>> BEGIN MATERIAL PROVIDED

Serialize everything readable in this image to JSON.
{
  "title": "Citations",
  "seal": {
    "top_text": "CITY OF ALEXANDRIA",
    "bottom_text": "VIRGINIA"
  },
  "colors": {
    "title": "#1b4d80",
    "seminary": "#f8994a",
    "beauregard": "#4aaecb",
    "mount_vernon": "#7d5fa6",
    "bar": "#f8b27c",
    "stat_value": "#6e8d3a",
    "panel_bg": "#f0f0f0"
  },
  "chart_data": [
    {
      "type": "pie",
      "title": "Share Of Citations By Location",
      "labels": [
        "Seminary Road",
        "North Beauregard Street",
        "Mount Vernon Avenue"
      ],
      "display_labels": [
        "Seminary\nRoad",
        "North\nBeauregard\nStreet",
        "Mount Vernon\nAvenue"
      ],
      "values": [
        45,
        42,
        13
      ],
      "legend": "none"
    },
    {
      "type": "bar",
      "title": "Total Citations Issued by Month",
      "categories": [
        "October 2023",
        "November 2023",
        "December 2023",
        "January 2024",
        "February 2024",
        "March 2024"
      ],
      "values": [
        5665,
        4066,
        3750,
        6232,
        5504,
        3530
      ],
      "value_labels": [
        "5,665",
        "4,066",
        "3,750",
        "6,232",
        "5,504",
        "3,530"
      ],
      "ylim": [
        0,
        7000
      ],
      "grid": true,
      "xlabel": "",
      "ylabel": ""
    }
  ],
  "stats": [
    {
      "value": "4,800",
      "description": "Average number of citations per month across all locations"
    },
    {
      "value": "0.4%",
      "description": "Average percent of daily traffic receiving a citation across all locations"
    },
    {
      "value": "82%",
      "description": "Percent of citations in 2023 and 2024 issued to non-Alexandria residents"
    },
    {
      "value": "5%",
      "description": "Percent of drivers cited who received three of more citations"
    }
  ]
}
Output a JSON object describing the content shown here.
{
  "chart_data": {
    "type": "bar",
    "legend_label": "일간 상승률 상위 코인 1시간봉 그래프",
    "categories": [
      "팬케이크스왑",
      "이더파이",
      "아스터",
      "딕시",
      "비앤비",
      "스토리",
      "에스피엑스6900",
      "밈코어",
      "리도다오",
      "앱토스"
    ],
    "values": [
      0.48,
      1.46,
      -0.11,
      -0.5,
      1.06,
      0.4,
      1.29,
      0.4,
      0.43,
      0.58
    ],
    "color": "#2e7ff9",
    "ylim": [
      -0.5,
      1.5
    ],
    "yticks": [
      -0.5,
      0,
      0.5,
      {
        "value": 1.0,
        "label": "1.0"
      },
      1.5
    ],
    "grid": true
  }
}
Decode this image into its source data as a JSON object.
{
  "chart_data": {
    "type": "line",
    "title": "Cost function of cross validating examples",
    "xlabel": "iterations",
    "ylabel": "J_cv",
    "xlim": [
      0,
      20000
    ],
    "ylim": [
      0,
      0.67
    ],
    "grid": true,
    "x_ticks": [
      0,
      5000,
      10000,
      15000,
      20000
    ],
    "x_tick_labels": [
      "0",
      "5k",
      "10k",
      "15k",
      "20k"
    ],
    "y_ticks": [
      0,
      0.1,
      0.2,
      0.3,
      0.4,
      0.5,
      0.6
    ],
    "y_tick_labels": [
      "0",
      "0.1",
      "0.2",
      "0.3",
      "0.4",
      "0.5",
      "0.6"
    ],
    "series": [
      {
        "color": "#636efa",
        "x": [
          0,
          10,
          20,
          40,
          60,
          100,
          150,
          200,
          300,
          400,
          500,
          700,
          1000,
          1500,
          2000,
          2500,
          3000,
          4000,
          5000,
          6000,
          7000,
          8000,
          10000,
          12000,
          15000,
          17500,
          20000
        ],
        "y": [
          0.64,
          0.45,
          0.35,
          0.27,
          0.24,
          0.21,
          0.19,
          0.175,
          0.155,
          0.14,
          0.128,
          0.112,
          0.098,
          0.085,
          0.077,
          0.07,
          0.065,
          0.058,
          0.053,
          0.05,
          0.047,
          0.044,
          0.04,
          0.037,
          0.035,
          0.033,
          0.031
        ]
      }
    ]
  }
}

>> END MATERIAL PROVIDED

YOUR GOAL - Transcribe every line of the data, exactly as it stands.

SOLUTION BELOW -
Serialize everything readable in this image to JSON.
{
  "title": "Citations",
  "seal": {
    "top_text": "CITY OF ALEXANDRIA",
    "bottom_text": "VIRGINIA"
  },
  "colors": {
    "title": "#1b4d80",
    "seminary": "#f8994a",
    "beauregard": "#4aaecb",
    "mount_vernon": "#7d5fa6",
    "bar": "#f8b27c",
    "stat_value": "#6e8d3a",
    "panel_bg": "#f0f0f0"
  },
  "chart_data": [
    {
      "type": "pie",
      "title": "Share Of Citations By Location",
      "labels": [
        "Seminary Road",
        "North Beauregard Street",
        "Mount Vernon Avenue"
      ],
      "display_labels": [
        "Seminary\nRoad",
        "North\nBeauregard\nStreet",
        "Mount Vernon\nAvenue"
      ],
      "values": [
        45,
        42,
        13
      ],
      "legend": "none"
    },
    {
      "type": "bar",
      "title": "Total Citations Issued by Month",
      "categories": [
        "October 2023",
        "November 2023",
        "December 2023",
        "January 2024",
        "February 2024",
        "March 2024"
      ],
      "values": [
        5665,
        4066,
        3750,
        6232,
        5504,
        3530
      ],
      "value_labels": [
        "5,665",
        "4,066",
        "3,750",
        "6,232",
        "5,504",
        "3,530"
      ],
      "ylim": [
        0,
        7000
      ],
      "grid": true,
      "xlabel": "",
      "ylabel": ""
    }
  ],
  "stats": [
    {
      "value": "4,800",
      "description": "Average number of citations per month across all locations"
    },
    {
      "value": "0.4%",
      "description": "Average percent of daily traffic receiving a citation across all locations"
    },
    {
      "value": "82%",
      "description": "Percent of citations in 2023 and 2024 issued to non-Alexandria residents"
    },
    {
      "value": "5%",
      "description": "Percent of drivers cited who received three of more citations"
    }
  ]
}
Output a JSON object describing the content shown here.
{
  "chart_data": {
    "type": "bar",
    "legend_label": "일간 상승률 상위 코인 1시간봉 그래프",
    "categories": [
      "팬케이크스왑",
      "이더파이",
      "아스터",
      "딕시",
      "비앤비",
      "스토리",
      "에스피엑스6900",
      "밈코어",
      "리도다오",
      "앱토스"
    ],
    "values": [
      0.48,
      1.46,
      -0.11,
      -0.5,
      1.06,
      0.4,
      1.29,
      0.4,
      0.43,
      0.58
    ],
    "color": "#2e7ff9",
    "ylim": [
      -0.5,
      1.5
    ],
    "yticks": [
      -0.5,
      0,
      0.5,
      {
        "value": 1.0,
        "label": "1.0"
      },
      1.5
    ],
    "grid": true
  }
}
Decode this image into its source data as a JSON object.
{
  "chart_data": {
    "type": "line",
    "title": "Cost function of cross validating examples",
    "xlabel": "iterations",
    "ylabel": "J_cv",
    "xlim": [
      0,
      20000
    ],
    "ylim": [
      0,
      0.67
    ],
    "grid": true,
    "x_ticks": [
      0,
      5000,
      10000,
      15000,
      20000
    ],
    "x_tick_labels": [
      "0",
      "5k",
      "10k",
      "15k",
      "20k"
    ],
    "y_ticks": [
      0,
      0.1,
      0.2,
      0.3,
      0.4,
      0.5,
      0.6
    ],
    "y_tick_labels": [
      "0",
      "0.1",
      "0.2",
      "0.3",
      "0.4",
      "0.5",
      "0.6"
    ],
    "series": [
      {
        "color": "#636efa",
        "x": [
          0,
          10,
          20,
          40,
          60,
          100,
          150,
          200,
          300,
          400,
          500,
          700,
          1000,
          1500,
          2000,
          2500,
          3000,
          4000,
          5000,
          6000,
          7000,
          8000,
          10000,
          12000,
          15000,
          17500,
          20000
        ],
        "y": [
          0.64,
          0.45,
          0.35,
          0.27,
          0.24,
          0.21,
          0.19,
          0.175,
          0.155,
          0.14,
          0.128,
          0.112,
          0.098,
          0.085,
          0.077,
          0.07,
          0.065,
          0.058,
          0.053,
          0.05,
          0.047,
          0.044,
          0.04,
          0.037,
          0.035,
          0.033,
          0.031
        ]
      }
    ]
  }
}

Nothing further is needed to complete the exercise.